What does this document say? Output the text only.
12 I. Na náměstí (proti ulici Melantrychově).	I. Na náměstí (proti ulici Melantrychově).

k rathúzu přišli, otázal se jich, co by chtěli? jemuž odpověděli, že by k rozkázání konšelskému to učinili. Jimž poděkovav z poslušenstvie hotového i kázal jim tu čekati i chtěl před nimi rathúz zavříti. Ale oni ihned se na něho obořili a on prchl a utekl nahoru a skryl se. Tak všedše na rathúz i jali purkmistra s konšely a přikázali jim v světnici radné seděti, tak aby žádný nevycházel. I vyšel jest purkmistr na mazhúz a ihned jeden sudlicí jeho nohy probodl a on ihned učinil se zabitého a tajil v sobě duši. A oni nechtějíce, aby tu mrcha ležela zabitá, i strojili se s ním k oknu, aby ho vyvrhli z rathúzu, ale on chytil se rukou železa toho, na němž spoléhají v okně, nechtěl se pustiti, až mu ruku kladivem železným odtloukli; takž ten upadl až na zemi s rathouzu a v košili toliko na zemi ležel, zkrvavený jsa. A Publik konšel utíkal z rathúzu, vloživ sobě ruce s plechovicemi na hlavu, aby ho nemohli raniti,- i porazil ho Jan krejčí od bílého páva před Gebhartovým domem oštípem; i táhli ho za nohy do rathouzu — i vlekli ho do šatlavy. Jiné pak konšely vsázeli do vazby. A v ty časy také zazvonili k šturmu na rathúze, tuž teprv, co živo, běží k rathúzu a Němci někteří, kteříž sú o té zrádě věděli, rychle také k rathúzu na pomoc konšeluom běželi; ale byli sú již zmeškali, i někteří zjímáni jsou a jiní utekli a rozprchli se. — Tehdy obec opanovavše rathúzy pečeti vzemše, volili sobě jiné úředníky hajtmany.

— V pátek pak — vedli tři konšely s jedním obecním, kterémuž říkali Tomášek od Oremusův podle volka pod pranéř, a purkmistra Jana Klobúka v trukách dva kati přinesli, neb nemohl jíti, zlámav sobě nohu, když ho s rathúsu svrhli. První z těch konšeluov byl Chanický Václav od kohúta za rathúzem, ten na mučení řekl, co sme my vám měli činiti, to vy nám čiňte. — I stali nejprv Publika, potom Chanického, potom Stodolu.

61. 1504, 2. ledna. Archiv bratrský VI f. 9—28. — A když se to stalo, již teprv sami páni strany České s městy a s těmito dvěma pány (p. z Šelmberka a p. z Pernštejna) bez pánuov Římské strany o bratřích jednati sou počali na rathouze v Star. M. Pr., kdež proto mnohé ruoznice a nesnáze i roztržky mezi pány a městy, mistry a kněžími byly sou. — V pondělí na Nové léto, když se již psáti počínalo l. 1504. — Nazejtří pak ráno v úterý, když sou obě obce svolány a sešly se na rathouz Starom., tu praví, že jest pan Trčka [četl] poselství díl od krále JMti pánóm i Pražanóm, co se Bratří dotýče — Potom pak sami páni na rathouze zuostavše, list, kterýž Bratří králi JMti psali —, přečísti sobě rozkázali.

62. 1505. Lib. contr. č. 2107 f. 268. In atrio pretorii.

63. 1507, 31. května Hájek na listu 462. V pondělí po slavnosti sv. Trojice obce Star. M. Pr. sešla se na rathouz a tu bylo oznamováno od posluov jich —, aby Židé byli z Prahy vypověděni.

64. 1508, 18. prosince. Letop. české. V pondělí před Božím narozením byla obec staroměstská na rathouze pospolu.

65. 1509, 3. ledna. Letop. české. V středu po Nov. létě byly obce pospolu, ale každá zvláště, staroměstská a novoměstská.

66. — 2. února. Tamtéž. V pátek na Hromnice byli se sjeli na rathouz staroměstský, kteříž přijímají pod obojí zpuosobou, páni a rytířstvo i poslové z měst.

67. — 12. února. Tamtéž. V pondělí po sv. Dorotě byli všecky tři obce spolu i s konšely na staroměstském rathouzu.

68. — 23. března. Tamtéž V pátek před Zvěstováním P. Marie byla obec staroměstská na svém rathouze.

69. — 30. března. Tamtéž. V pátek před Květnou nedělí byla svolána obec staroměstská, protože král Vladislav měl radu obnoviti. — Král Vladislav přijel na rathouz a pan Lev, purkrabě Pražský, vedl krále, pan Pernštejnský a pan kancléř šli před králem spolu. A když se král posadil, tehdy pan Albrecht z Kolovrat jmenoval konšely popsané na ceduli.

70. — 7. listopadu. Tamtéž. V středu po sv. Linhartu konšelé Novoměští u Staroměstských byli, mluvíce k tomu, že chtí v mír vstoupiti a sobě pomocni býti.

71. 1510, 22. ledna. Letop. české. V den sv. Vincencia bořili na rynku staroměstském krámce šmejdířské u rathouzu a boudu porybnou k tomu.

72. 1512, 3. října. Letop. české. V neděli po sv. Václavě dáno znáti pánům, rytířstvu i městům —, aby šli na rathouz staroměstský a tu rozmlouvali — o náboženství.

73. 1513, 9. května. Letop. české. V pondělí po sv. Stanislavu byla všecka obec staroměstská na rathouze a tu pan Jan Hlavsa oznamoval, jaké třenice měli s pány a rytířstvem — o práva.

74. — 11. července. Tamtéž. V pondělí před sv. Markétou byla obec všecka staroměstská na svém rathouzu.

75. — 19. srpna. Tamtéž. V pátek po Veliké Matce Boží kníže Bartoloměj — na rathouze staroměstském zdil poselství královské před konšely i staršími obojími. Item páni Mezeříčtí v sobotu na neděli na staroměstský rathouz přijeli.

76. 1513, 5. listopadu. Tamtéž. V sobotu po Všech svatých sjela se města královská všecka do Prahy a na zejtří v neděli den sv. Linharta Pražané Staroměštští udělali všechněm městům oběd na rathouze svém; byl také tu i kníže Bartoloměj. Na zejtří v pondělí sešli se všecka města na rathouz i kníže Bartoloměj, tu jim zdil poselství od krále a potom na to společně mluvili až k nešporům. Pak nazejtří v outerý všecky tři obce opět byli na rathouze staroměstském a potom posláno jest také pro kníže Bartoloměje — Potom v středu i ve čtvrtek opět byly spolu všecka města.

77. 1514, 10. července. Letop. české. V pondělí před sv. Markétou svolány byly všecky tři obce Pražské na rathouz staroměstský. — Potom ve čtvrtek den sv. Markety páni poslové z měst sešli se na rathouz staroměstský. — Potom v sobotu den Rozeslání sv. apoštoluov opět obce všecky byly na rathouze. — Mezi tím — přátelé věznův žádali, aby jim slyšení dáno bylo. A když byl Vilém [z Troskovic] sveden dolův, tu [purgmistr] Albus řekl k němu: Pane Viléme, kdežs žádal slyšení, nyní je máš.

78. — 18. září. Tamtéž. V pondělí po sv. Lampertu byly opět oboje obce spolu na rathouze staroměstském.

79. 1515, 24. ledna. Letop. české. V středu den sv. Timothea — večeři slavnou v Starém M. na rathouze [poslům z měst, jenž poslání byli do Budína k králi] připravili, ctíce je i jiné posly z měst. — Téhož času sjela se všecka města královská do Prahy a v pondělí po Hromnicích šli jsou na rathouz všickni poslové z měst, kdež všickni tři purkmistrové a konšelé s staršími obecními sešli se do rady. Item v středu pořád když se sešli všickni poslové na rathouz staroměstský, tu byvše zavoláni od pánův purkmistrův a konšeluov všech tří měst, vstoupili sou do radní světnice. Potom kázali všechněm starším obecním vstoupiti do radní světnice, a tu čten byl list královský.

-------------------------

◆ **Directions for this task**: Repeat the lines above exactly.

◆ **Solution to the problem**:
What does this document say? Output the text only.
12 I. Na náměstí (proti ulici Melantrychově).	I. Na náměstí (proti ulici Melantrychově).

k rathúzu přišli, otázal se jich, co by chtěli? jemuž odpověděli, že by k rozkázání konšelskému to učinili. Jimž poděkovav z poslušenstvie hotového i kázal jim tu čekati i chtěl před nimi rathúz zavříti. Ale oni ihned se na něho obořili a on prchl a utekl nahoru a skryl se. Tak všedše na rathúz i jali purkmistra s konšely a přikázali jim v světnici radné seděti, tak aby žádný nevycházel. I vyšel jest purkmistr na mazhúz a ihned jeden sudlicí jeho nohy probodl a on ihned učinil se zabitého a tajil v sobě duši. A oni nechtějíce, aby tu mrcha ležela zabitá, i strojili se s ním k oknu, aby ho vyvrhli z rathúzu, ale on chytil se rukou železa toho, na němž spoléhají v okně, nechtěl se pustiti, až mu ruku kladivem železným odtloukli; takž ten upadl až na zemi s rathouzu a v košili toliko na zemi ležel, zkrvavený jsa. A Publik konšel utíkal z rathúzu, vloživ sobě ruce s plechovicemi na hlavu, aby ho nemohli raniti,- i porazil ho Jan krejčí od bílého páva před Gebhartovým domem oštípem; i táhli ho za nohy do rathouzu — i vlekli ho do šatlavy. Jiné pak konšely vsázeli do vazby. A v ty časy také zazvonili k šturmu na rathúze, tuž teprv, co živo, běží k rathúzu a Němci někteří, kteříž sú o té zrádě věděli, rychle také k rathúzu na pomoc konšeluom běželi; ale byli sú již zmeškali, i někteří zjímáni jsou a jiní utekli a rozprchli se. — Tehdy obec opanovavše rathúzy pečeti vzemše, volili sobě jiné úředníky hajtmany.

— V pátek pak — vedli tři konšely s jedním obecním, kterémuž říkali Tomášek od Oremusův podle volka pod pranéř, a purkmistra Jana Klobúka v trukách dva kati přinesli, neb nemohl jíti, zlámav sobě nohu, když ho s rathúsu svrhli. První z těch konšeluov byl Chanický Václav od kohúta za rathúzem, ten na mučení řekl, co sme my vám měli činiti, to vy nám čiňte. — I stali nejprv Publika, potom Chanického, potom Stodolu.

61. 1504, 2. ledna. Archiv bratrský VI f. 9—28. — A když se to stalo, již teprv sami páni strany České s městy a s těmito dvěma pány (p. z Šelmberka a p. z Pernštejna) bez pánuov Římské strany o bratřích jednati sou počali na rathouze v Star. M. Pr., kdež proto mnohé ruoznice a nesnáze i roztržky mezi pány a městy, mistry a kněžími byly sou. — V pondělí na Nové léto, když se již psáti počínalo l. 1504. — Nazejtří pak ráno v úterý, když sou obě obce svolány a sešly se na rathouz Starom., tu praví, že jest pan Trčka [četl] poselství díl od krále JMti pánóm i Pražanóm, co se Bratří dotýče — Potom pak sami páni na rathouze zuostavše, list, kterýž Bratří králi JMti psali —, přečísti sobě rozkázali.

62. 1505. Lib. contr. č. 2107 f. 268. In atrio pretorii.

63. 1507, 31. května Hájek na listu 462. V pondělí po slavnosti sv. Trojice obce Star. M. Pr. sešla se na rathouz a tu bylo oznamováno od posluov jich —, aby Židé byli z Prahy vypověděni.

64. 1508, 18. prosince. Letop. české. V pondělí před Božím narozením byla obec staroměstská na rathouze pospolu.

65. 1509, 3. ledna. Letop. české. V středu po Nov. létě byly obce pospolu, ale každá zvláště, staroměstská a novoměstská.

66. — 2. února. Tamtéž. V pátek na Hromnice byli se sjeli na rathouz staroměstský, kteříž přijímají pod obojí zpuosobou, páni a rytířstvo i poslové z měst.

67. — 12. února. Tamtéž. V pondělí po sv. Dorotě byli všecky tři obce spolu i s konšely na staroměstském rathouzu.

68. — 23. března. Tamtéž V pátek před Zvěstováním P. Marie byla obec staroměstská na svém rathouze.

69. — 30. března. Tamtéž. V pátek před Květnou nedělí byla svolána obec staroměstská, protože král Vladislav měl radu obnoviti. — Král Vladislav přijel na rathouz a pan Lev, purkrabě Pražský, vedl krále, pan Pernštejnský a pan kancléř šli před králem spolu. A když se král posadil, tehdy pan Albrecht z Kolovrat jmenoval konšely popsané na ceduli.

70. — 7. listopadu. Tamtéž. V středu po sv. Linhartu konšelé Novoměští u Staroměstských byli, mluvíce k tomu, že chtí v mír vstoupiti a sobě pomocni býti.

71. 1510, 22. ledna. Letop. české. V den sv. Vincencia bořili na rynku staroměstském krámce šmejdířské u rathouzu a boudu porybnou k tomu.

72. 1512, 3. října. Letop. české. V neděli po sv. Václavě dáno znáti pánům, rytířstvu i městům —, aby šli na rathouz staroměstský a tu rozmlouvali — o náboženství.

73. 1513, 9. května. Letop. české. V pondělí po sv. Stanislavu byla všecka obec staroměstská na rathouze a tu pan Jan Hlavsa oznamoval, jaké třenice měli s pány a rytířstvem — o práva.

74. — 11. července. Tamtéž. V pondělí před sv. Markétou byla obec všecka staroměstská na svém rathouzu.

75. — 19. srpna. Tamtéž. V pátek po Veliké Matce Boží kníže Bartoloměj — na rathouze staroměstském zdil poselství královské před konšely i staršími obojími. Item páni Mezeříčtí v sobotu na neděli na staroměstský rathouz přijeli.

76. 1513, 5. listopadu. Tamtéž. V sobotu po Všech svatých sjela se města královská všecka do Prahy a na zejtří v neděli den sv. Linharta Pražané Staroměštští udělali všechněm městům oběd na rathouze svém; byl také tu i kníže Bartoloměj. Na zejtří v pondělí sešli se všecka města na rathouz i kníže Bartoloměj, tu jim zdil poselství od krále a potom na to společně mluvili až k nešporům. Pak nazejtří v outerý všecky tři obce opět byli na rathouze staroměstském a potom posláno jest také pro kníže Bartoloměje — Potom v středu i ve čtvrtek opět byly spolu všecka města.

77. 1514, 10. července. Letop. české. V pondělí před sv. Markétou svolány byly všecky tři obce Pražské na rathouz staroměstský. — Potom ve čtvrtek den sv. Markety páni poslové z měst sešli se na rathouz staroměstský. — Potom v sobotu den Rozeslání sv. apoštoluov opět obce všecky byly na rathouze. — Mezi tím — přátelé věznův žádali, aby jim slyšení dáno bylo. A když byl Vilém [z Troskovic] sveden dolův, tu [purgmistr] Albus řekl k němu: Pane Viléme, kdežs žádal slyšení, nyní je máš.

78. — 18. září. Tamtéž. V pondělí po sv. Lampertu byly opět oboje obce spolu na rathouze staroměstském.

79. 1515, 24. ledna. Letop. české. V středu den sv. Timothea — večeři slavnou v Starém M. na rathouze [poslům z měst, jenž poslání byli do Budína k králi] připravili, ctíce je i jiné posly z měst. — Téhož času sjela se všecka města královská do Prahy a v pondělí po Hromnicích šli jsou na rathouz všickni poslové z měst, kdež všickni tři purkmistrové a konšelé s staršími obecními sešli se do rady. Item v středu pořád když se sešli všickni poslové na rathouz staroměstský, tu byvše zavoláni od pánův purkmistrův a konšeluov všech tří měst, vstoupili sou do radní světnice. Potom kázali všechněm starším obecním vstoupiti do radní světnice, a tu čten byl list královský.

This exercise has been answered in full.